◆ **The task**:
Select, from the material below, each line with "июнь" in it.

◆ **Listed entries**:

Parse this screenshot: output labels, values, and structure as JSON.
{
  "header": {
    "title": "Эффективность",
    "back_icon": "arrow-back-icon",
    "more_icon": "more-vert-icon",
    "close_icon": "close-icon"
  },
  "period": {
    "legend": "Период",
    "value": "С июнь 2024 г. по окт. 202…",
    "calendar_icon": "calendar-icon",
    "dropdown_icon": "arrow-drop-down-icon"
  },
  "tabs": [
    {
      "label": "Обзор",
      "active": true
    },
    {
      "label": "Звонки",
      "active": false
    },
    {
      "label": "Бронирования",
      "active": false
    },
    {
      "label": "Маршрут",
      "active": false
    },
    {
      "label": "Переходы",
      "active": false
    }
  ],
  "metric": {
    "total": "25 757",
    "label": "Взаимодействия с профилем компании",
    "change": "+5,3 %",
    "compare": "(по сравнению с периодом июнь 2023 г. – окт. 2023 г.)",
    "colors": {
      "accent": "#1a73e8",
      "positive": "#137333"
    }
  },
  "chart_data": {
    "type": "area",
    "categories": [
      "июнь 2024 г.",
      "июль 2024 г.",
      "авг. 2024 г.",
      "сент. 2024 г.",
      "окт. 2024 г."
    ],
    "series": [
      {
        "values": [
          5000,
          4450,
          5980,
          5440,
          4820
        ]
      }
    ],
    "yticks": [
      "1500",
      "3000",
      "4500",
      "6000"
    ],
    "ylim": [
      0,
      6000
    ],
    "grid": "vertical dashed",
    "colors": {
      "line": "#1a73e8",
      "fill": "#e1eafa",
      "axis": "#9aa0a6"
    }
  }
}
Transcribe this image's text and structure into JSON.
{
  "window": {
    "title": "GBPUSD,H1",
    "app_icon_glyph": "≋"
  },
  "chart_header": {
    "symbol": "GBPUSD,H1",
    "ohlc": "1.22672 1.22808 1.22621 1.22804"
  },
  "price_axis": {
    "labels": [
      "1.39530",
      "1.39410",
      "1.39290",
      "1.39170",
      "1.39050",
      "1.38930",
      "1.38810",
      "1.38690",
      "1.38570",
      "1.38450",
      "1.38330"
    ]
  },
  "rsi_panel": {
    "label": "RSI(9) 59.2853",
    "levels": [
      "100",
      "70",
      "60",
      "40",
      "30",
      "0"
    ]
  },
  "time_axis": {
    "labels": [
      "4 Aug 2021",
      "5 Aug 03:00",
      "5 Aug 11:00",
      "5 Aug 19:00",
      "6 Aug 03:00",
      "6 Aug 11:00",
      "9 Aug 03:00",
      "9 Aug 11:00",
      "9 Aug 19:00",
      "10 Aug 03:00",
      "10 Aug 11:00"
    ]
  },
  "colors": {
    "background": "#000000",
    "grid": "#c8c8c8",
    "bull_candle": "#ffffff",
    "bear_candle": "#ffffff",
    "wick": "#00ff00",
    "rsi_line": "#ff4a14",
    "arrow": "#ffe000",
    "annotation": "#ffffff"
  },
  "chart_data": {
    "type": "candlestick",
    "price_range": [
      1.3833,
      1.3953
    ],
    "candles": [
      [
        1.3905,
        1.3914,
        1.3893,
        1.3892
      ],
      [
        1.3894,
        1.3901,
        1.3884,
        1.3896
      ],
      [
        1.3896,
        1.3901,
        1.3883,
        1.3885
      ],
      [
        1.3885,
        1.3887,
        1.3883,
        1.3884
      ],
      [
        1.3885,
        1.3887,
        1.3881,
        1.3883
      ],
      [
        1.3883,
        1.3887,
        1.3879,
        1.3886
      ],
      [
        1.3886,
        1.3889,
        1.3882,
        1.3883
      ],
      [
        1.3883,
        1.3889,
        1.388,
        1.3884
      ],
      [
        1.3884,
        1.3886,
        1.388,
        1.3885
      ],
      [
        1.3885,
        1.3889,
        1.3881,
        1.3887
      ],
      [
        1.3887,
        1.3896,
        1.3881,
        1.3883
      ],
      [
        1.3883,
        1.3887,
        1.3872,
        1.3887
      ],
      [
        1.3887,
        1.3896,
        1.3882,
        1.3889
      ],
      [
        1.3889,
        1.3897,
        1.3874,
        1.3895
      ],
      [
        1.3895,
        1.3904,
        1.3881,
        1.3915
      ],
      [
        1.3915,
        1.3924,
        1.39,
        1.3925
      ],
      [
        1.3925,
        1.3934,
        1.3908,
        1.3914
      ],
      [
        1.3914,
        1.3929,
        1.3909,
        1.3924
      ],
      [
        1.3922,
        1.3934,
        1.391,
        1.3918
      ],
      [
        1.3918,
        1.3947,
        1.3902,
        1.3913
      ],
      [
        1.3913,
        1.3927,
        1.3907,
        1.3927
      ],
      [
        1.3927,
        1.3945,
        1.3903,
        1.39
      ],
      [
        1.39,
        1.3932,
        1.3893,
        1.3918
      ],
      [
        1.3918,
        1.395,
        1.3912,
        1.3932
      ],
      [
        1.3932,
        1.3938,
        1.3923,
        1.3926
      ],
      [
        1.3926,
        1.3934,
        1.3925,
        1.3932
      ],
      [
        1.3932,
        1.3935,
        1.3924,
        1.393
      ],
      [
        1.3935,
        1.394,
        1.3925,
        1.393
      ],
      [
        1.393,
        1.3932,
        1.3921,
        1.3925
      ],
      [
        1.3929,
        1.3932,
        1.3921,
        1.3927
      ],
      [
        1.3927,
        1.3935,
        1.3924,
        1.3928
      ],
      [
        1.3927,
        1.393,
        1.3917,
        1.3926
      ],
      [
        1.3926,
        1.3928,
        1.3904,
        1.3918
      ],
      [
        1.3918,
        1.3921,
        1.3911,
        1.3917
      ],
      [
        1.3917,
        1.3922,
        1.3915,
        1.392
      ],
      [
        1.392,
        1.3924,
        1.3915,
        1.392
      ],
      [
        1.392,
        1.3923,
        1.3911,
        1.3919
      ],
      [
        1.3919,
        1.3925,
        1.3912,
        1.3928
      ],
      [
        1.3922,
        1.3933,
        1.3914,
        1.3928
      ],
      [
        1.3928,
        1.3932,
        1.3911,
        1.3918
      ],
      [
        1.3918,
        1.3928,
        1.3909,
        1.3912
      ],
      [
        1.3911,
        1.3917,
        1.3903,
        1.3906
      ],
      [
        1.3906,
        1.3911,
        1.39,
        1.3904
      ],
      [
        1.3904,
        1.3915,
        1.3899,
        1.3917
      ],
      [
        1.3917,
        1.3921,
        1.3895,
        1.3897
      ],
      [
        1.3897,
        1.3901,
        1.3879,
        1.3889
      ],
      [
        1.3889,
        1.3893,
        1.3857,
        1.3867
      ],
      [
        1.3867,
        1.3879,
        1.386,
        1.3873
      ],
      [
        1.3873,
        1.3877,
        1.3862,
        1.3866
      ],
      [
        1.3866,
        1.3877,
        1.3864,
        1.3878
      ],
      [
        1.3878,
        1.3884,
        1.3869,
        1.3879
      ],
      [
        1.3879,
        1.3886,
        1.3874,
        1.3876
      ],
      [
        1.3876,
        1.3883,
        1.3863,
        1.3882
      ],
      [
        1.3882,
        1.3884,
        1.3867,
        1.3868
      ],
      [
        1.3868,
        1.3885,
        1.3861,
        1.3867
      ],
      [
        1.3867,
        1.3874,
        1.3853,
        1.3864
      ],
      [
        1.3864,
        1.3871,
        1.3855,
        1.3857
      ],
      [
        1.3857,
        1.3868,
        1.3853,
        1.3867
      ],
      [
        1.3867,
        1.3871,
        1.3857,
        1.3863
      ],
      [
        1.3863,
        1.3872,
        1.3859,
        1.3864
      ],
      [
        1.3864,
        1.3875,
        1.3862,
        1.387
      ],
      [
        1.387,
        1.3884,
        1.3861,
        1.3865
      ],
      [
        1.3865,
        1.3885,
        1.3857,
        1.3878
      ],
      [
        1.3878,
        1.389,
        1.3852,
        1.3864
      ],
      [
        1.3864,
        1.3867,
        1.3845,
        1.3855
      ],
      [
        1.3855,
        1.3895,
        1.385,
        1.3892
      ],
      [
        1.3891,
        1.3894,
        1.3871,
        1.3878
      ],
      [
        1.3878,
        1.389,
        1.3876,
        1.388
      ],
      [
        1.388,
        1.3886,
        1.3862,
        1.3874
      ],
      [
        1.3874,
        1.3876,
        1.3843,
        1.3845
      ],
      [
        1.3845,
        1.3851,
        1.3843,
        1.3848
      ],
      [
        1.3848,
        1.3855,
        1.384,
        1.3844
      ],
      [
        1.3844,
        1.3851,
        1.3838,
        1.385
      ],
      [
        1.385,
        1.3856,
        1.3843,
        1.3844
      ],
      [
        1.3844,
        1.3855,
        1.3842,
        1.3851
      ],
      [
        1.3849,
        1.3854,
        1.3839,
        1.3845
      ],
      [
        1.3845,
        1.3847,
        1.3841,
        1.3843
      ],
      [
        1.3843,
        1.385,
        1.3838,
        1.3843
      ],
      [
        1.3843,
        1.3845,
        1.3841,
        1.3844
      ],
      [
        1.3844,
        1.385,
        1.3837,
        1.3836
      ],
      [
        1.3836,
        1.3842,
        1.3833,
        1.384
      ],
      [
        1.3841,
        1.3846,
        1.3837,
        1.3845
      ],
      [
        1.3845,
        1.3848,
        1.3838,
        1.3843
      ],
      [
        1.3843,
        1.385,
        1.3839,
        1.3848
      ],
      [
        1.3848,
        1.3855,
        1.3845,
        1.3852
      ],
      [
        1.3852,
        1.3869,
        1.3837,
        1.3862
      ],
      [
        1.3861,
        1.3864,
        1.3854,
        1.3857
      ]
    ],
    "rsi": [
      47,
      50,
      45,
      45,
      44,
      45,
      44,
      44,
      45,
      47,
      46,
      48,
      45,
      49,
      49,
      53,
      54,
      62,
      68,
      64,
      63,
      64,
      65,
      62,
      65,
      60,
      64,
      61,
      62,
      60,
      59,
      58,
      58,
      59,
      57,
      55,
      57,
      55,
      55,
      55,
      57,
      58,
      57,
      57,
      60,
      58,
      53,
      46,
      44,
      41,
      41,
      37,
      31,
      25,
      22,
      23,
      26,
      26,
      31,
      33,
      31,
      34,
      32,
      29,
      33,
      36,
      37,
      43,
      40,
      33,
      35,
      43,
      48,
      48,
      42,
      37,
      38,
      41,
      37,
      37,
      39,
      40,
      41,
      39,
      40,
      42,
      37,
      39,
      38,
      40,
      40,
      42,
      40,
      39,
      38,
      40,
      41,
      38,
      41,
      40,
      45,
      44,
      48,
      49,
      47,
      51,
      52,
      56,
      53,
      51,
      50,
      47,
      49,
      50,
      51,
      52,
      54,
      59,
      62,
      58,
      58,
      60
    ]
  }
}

◆ **Solution**:
    "value": "С июнь 2024 г. по окт. 202…",
    "compare": "(по сравнению с периодом июнь 2023 г. – окт. 2023 г.)",
      "июнь 2024 г.",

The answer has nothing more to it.